-- start of Selected extract --
Speed Required to Pass a Truck in 3 Seconds

[bergausstein]

please help set up the equation for this problem,

a car 15 ft.long overtakes a truck 30 ft. long which is traveling at the rate of 45mph. How fast must the car travel to pass the tuck in 3 seconds ?

 

[MarkFL]

How far must the car travel relative to the truck?

 

[bergausstein]

the effective speed of the car is 45-x is this correct?

 

[MarkFL]

the effective speed of the car is 45-x is this correct?

Shouldn't the car be moving faster than the truck?

If you consider my original question, I am trying to guide you to the answer. :D

The car must move a certain distance relative to the truck in 3 seconds. Once you know this distance, you can plug into the relation between distance constant speed and time, to get the speed of the car relative to the truck. Just be mindful of your units, and make sure they match up.

 

[bergausstein]

the car must travel 30 ft. relative to the truck?

 

[MarkFL]

the car must travel 30 ft. relative to the truck?

The car begins the passing maneuver with its front even with the back of the truck.

If the car moves 30 ft. relative to the truck then the front of the car is located where in relation to the truck?

 

[bergausstein]

at the back of the truck.

 

[MarkFL]

at the back of the truck.
-- end of Selected extract --
◆ What is asked ◆
• 1. In the forum thread about passing a truck, where is the front of the car when the passing maneuver begins?
• 2. Write the next part of the forum thread about passing a truck, picking up after its final line.
-- start of Material --
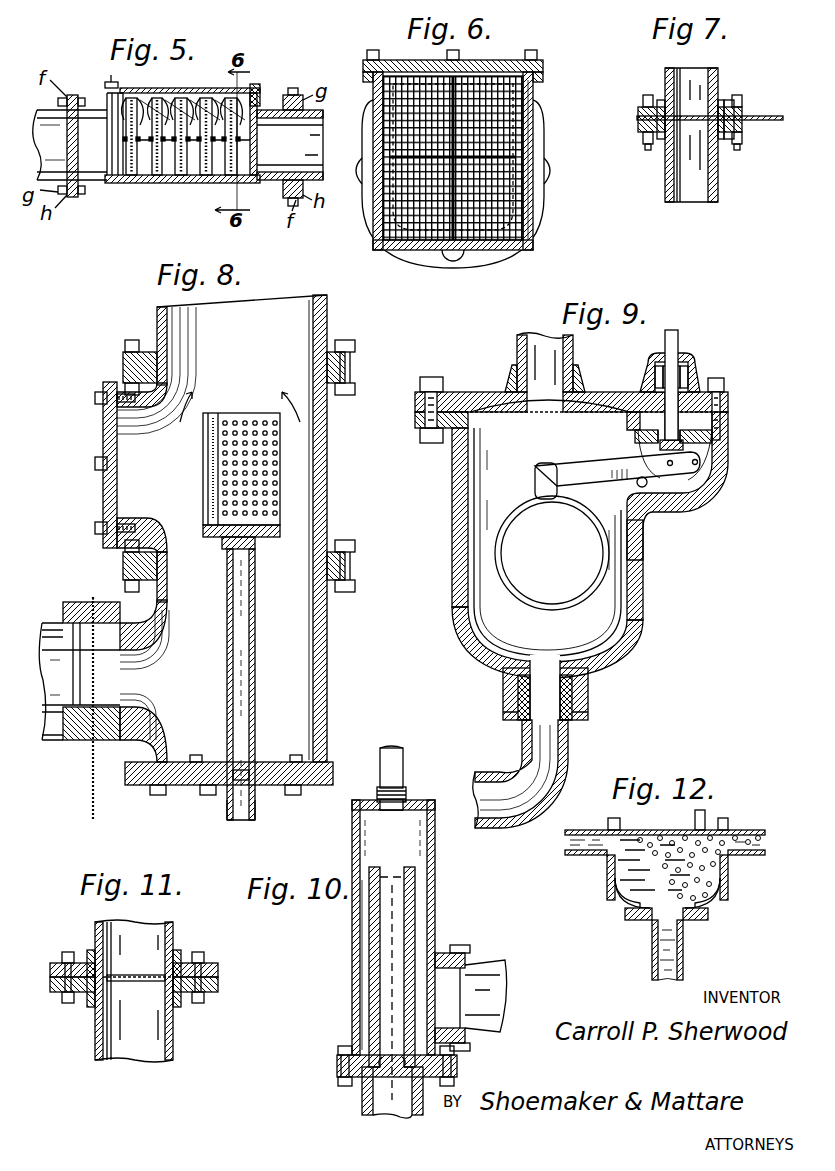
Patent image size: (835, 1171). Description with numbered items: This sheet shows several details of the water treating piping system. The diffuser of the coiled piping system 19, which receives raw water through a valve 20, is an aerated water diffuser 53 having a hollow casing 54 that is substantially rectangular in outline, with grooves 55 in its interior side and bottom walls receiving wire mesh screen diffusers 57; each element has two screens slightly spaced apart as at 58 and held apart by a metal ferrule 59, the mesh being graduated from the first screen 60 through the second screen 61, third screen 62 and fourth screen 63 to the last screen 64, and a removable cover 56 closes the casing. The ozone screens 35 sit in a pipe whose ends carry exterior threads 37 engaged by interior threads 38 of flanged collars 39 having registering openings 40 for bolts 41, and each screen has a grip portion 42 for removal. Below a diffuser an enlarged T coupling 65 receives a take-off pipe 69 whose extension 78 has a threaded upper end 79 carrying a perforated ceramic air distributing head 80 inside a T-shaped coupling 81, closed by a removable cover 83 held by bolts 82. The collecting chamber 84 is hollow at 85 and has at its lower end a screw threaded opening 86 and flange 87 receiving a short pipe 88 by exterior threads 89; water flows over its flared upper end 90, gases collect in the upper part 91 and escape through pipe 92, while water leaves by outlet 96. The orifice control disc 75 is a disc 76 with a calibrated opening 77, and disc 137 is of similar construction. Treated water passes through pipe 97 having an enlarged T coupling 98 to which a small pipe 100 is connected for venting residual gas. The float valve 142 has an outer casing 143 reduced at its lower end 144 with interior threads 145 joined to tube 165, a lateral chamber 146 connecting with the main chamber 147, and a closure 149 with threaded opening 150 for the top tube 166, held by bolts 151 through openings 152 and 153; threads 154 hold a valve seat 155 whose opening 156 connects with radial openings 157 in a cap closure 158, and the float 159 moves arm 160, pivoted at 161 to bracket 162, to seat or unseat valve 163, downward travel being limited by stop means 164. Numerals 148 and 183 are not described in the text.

In FIG. 10, the coiled piping system 19 is at (360, 1123).
In FIG. 8, the valve 20 is at (63, 730).
In FIG. 7, the wire mesh screens or diffusers 35 is at (700, 125).
In FIG. 8, the wire mesh screens or diffusers 35 is at (93, 600).
In FIG. 7, the exterior threads 37 is at (668, 108).
In FIG. 7, the interior threads 38 is at (658, 105).
In FIG. 7, the flanged collars 39 is at (726, 103).
In FIG. 7, the registering openings 40 is at (638, 117).
In FIG. 7, the bolts 41 is at (645, 145).
In FIG. 7, the extending tab or grip portion 42 is at (770, 121).
In FIG. 8, the extending tab or grip portion 42 is at (90, 800).
In FIG. 5, the aerated water diffuser 53 is at (171, 184).
In FIG. 6, the aerated water diffuser 53 is at (390, 252).
In FIG. 8, the aerated water diffuser 53 is at (327, 332).
In FIG. 5, the hollow casing 54 is at (114, 183).
In FIG. 6, the hollow casing 54 is at (533, 238).
In FIG. 5, the grooves 55 is at (135, 177).
In FIG. 6, the grooves 55 is at (383, 215).
In FIG. 5, the removable cover 56 is at (107, 82).
In FIG. 6, the removable cover 56 is at (375, 50).
In FIG. 5, the diffusers 57 is at (220, 152).
In FIG. 6, the diffusers 57 is at (520, 207).
In FIG. 5, the spacing 58 is at (198, 177).
In FIG. 5, the metal ferrule 59 is at (107, 95).
In FIG. 6, the metal ferrule 59 is at (478, 262).
In FIG. 5, the first screen 60 is at (152, 100).
In FIG. 5, the second screen 61 is at (178, 100).
In FIG. 5, the third screen 62 is at (203, 100).
In FIG. 5, the fourth screen 63 is at (211, 98).
In FIG. 5, the last screen 64 is at (254, 90).
In FIG. 8, the enlarged T coupling 65 is at (328, 724).
In FIG. 8, the take-off pipe 69 is at (236, 820).
In FIG. 11, the take-off pipe 69 is at (165, 1055).
In FIG. 11, the orifice control disc 75 is at (150, 975).
In FIG. 11, the disc 76 is at (218, 977).
In FIG. 11, the calibrated opening 77 is at (128, 982).
In FIG. 8, the pipe extension 78 is at (256, 724).
In FIG. 8, the threaded upper end 79 is at (255, 552).
In FIG. 8, the perforated ceramic air distributing head 80 is at (208, 500).
In FIG. 8, the T-shaped coupling 81 is at (327, 493).
In FIG. 8, the bolts 82 is at (95, 463).
In FIG. 8, the removable cover 83 is at (107, 390).
In FIG. 10, the gas and nitrogen collecting and discharging chamber 84 is at (436, 924).
In FIG. 10, the hollow interior 85 is at (420, 855).
In FIG. 10, the screw threaded opening 86 is at (362, 1055).
In FIG. 10, the flange 87 is at (338, 1063).
In FIG. 10, the short pipe 88 is at (370, 978).
In FIG. 10, the exterior screw threads 89 is at (406, 1066).
In FIG. 10, the flared upper end 90 is at (420, 876).
In FIG. 10, the upper part of chamber 91 is at (405, 815).
In FIG. 10, the pipe 92 is at (402, 751).
In FIG. 10, the outlet 96 is at (462, 975).
In FIG. 12, the pipe 97 is at (765, 832).
In FIG. 12, the enlarged T coupling 98 is at (650, 836).
In FIG. 12, the small diameter pipe 100 is at (705, 815).
In FIG. 12, the orifice control disc 137 is at (636, 920).
In FIG. 9, the valve 142 is at (443, 539).
In FIG. 9, the outer casing 143 is at (452, 577).
In FIG. 9, the reduced lower end 144 is at (589, 712).
In FIG. 9, the interior screw threads 145 is at (588, 720).
In FIG. 9, the small chamber 146 is at (700, 493).
In FIG. 9, the main chamber 147 is at (478, 592).
In FIG. 9, the valve seat 148 is at (729, 421).
In FIG. 9, the closure 149 is at (608, 392).
In FIG. 9, the interiorly screw threaded opening 150 is at (508, 382).
In FIG. 9, the bolts 151 is at (430, 378).
In FIG. 9, the opening 152 is at (415, 402).
In FIG. 9, the opening 153 is at (418, 426).
In FIG. 9, the interior screw threads 154 is at (698, 388).
In FIG. 9, the valve seat 155 is at (692, 370).
In FIG. 9, the opening 156 is at (675, 362).
In FIG. 9, the radially outwardly extending openings 157 is at (658, 365).
In FIG. 9, the cap closure 158 is at (676, 332).
In FIG. 9, the float 159 is at (552, 571).
In FIG. 9, the arm 160 is at (598, 466).
In FIG. 9, the pivot 161 is at (700, 462).
In FIG. 9, the fixed bracket 162 is at (714, 443).
In FIG. 9, the valve 163 is at (660, 426).
In FIG. 9, the stop means 164 is at (637, 486).
In FIG. 9, the tube 165 is at (518, 758).
In FIG. 9, the top tube 166 is at (527, 338).
In FIG. 12, the drain pipe 183 is at (655, 975).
-- end of Material --
◆ Per-task answers ◆
• 1. The front of the car is even with the back of the truck.

• 2.
No, that's where the front of the car is at the beginning of the passing maneuver. If it moves 30 ft. relative to the truck, then the front of the car is even with the front of the truck (because the truck is 30 ft. long), but we want the back of the car to be even with the front of the truck. So, how far must the car move relative to the truck to complete the passing maneuver?

 

[bergausstein]

the car should travel a total distance of 45 ft.

 

[MarkFL]

the car should travel a total distance of 45 ft.

Correct! (Star)

And we know it must do so in 3 seconds. So, what speed (in mph) is required to move 45 ft. in 3 seconds? Once you find this speed, then add it to that of the truck.

 

[bergausstein]

I'm more comfortable using ft/sec

15ft/sec+66ft/sec = 81ft/sec --->>

but I still have question. why do we have to add it to the speed of the truck?

 

[MarkFL]

Because that 15 ft/sec is in addition to the speed of the truck. The car has to be moving 15 ft/sec faster than the truck to pass it in 3 seconds. :D

 

[bergausstein]

Because that 15 ft/sec is in addition to the speed of the truck. The car has to be moving 15 ft/sec faster than the truck to pass it in 3 seconds. :D

:)(Dance)

 

[soroban]

Hello, bergausstein!

A car 15 ft. long overtakes a truck 30 ft. long which is
traveling at the rate of 45 mph. How fast must the car
travel to pass the truck in 3 seconds?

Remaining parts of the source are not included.